Data items
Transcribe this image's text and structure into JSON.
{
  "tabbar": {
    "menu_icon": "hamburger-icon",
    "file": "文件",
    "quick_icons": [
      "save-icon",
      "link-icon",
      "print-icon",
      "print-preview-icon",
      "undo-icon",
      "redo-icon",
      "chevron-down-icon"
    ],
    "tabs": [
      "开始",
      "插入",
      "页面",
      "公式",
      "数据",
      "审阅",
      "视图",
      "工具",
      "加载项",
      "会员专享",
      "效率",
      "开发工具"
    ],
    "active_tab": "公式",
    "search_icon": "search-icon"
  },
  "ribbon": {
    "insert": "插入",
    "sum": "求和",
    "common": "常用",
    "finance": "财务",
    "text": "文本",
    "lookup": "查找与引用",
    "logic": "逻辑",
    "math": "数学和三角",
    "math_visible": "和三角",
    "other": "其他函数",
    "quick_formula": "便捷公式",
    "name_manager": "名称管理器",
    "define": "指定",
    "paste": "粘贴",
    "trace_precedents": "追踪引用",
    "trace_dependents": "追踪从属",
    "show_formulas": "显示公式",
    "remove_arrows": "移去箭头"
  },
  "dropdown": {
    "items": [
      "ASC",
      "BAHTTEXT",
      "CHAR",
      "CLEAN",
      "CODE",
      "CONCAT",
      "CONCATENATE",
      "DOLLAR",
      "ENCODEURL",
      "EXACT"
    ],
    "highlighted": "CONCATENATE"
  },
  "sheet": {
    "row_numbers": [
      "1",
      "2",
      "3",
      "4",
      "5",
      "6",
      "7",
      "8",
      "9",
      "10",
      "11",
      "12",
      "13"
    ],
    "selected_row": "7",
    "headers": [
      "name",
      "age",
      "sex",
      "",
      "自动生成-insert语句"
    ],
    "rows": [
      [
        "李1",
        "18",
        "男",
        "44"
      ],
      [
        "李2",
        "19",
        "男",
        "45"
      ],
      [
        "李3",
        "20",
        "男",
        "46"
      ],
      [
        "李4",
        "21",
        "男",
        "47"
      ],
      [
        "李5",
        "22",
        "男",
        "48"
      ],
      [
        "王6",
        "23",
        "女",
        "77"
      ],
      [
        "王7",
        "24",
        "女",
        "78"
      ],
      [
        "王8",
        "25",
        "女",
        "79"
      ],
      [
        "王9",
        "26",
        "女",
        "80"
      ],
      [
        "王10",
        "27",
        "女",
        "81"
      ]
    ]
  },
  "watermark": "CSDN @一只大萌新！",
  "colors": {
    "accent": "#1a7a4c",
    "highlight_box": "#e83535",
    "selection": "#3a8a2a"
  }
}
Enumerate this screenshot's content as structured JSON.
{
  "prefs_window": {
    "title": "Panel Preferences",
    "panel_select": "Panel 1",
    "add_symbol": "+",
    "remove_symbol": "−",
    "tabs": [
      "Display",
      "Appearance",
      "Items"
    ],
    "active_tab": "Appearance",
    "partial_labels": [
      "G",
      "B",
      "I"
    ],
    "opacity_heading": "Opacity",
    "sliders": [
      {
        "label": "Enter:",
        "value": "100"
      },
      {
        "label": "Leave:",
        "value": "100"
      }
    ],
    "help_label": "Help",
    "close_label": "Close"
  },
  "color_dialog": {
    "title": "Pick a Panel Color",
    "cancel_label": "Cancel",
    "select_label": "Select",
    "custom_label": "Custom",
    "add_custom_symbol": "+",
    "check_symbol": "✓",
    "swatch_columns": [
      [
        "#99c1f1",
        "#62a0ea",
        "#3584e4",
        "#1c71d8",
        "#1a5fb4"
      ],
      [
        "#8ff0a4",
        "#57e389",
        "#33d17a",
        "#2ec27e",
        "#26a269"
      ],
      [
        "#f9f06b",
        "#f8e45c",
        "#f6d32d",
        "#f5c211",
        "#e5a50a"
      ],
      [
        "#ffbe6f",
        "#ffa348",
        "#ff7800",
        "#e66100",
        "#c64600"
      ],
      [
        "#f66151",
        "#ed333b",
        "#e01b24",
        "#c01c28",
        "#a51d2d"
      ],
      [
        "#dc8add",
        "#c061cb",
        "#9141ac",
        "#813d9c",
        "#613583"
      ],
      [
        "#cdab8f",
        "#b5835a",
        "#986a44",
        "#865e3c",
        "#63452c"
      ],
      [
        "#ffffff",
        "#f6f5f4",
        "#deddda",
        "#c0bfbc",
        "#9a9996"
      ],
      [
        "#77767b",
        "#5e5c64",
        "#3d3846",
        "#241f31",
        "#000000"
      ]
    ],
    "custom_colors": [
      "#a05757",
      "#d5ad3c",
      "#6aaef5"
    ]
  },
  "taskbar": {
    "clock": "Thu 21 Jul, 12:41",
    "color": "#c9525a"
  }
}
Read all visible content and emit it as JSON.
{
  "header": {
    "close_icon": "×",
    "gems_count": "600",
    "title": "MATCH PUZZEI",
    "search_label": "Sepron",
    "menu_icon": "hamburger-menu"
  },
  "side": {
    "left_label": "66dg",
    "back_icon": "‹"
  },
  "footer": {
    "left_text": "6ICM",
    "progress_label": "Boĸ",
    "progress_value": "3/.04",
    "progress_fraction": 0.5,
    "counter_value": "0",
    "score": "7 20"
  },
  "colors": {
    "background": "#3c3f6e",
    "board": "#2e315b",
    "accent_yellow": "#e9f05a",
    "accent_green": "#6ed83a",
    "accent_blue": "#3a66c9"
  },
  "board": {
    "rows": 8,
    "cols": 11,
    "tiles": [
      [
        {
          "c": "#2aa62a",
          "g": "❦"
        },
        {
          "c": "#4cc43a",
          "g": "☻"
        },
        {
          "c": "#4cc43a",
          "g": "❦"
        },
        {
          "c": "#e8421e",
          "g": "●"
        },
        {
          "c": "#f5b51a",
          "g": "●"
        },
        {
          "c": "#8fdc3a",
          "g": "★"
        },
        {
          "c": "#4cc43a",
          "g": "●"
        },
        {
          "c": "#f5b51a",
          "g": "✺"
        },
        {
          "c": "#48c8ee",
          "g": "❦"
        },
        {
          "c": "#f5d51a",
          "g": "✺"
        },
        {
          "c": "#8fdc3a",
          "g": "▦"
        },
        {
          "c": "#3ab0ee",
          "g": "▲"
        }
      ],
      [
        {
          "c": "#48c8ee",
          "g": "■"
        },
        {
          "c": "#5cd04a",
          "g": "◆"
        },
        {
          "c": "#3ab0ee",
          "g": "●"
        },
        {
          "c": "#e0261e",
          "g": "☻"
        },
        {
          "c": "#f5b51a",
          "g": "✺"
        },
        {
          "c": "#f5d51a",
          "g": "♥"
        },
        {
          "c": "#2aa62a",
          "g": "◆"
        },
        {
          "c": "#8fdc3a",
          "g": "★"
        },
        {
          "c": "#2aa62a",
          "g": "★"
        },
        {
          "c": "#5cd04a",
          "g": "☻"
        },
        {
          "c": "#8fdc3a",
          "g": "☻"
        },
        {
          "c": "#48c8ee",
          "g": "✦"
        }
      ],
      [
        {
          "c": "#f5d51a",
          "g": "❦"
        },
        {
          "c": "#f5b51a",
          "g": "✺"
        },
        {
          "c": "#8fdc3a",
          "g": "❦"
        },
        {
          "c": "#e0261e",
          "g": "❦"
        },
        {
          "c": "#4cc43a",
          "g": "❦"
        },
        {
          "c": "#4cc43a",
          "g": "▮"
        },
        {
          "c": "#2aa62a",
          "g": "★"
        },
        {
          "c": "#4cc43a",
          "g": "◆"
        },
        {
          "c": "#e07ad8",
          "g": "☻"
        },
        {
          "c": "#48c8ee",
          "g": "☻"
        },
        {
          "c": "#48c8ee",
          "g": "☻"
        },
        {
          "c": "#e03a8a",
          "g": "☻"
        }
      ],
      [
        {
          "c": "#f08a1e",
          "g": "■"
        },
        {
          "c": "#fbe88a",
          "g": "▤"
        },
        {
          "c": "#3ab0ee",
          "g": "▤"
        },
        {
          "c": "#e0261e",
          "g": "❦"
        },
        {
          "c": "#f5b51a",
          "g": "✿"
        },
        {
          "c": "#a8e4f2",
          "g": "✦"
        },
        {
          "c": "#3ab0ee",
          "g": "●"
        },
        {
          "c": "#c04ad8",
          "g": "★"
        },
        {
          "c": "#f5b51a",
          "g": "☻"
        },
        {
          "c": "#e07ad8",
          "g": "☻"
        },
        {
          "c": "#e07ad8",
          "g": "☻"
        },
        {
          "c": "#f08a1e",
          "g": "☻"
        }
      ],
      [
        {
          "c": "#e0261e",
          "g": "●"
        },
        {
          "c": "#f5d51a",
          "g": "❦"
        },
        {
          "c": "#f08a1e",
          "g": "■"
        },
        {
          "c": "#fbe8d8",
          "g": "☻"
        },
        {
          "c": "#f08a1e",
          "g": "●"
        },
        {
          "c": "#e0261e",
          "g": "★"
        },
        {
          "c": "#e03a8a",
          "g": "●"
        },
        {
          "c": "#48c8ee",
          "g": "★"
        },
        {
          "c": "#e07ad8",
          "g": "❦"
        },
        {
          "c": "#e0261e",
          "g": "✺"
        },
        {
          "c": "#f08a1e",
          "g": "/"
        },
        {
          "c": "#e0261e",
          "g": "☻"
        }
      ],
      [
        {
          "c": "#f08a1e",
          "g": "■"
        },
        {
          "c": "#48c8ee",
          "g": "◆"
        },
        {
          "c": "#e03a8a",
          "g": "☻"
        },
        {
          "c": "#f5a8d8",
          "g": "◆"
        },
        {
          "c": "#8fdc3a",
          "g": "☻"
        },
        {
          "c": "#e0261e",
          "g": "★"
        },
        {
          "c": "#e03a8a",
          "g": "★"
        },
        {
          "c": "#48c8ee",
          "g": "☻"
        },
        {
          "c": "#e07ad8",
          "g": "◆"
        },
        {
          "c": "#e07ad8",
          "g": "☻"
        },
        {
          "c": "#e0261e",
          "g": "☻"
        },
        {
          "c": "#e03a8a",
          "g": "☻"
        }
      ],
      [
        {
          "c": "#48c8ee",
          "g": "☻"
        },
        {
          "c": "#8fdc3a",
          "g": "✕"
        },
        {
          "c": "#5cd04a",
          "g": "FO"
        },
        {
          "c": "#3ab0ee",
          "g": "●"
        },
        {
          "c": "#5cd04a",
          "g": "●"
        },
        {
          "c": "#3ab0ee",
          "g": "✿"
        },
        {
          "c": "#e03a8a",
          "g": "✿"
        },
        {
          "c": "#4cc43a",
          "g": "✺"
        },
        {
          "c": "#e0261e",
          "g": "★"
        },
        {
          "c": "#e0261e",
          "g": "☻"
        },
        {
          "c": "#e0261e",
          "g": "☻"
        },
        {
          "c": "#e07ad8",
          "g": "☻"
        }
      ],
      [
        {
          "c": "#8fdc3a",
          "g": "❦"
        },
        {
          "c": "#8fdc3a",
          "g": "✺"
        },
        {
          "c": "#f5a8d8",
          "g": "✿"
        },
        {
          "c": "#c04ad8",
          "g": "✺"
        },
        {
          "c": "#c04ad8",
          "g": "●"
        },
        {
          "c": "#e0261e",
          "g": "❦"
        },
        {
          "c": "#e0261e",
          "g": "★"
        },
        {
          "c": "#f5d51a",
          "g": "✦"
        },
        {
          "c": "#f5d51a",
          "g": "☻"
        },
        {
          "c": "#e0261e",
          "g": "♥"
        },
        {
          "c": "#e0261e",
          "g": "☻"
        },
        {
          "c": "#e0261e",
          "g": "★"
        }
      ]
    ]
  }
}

- **Written request**
Find the word "title" in the data and show each line that holds it.

- **Final answer**
    "title": "Panel Preferences",
    "title": "Pick a Panel Color",
    "title": "MATCH PUZZEI",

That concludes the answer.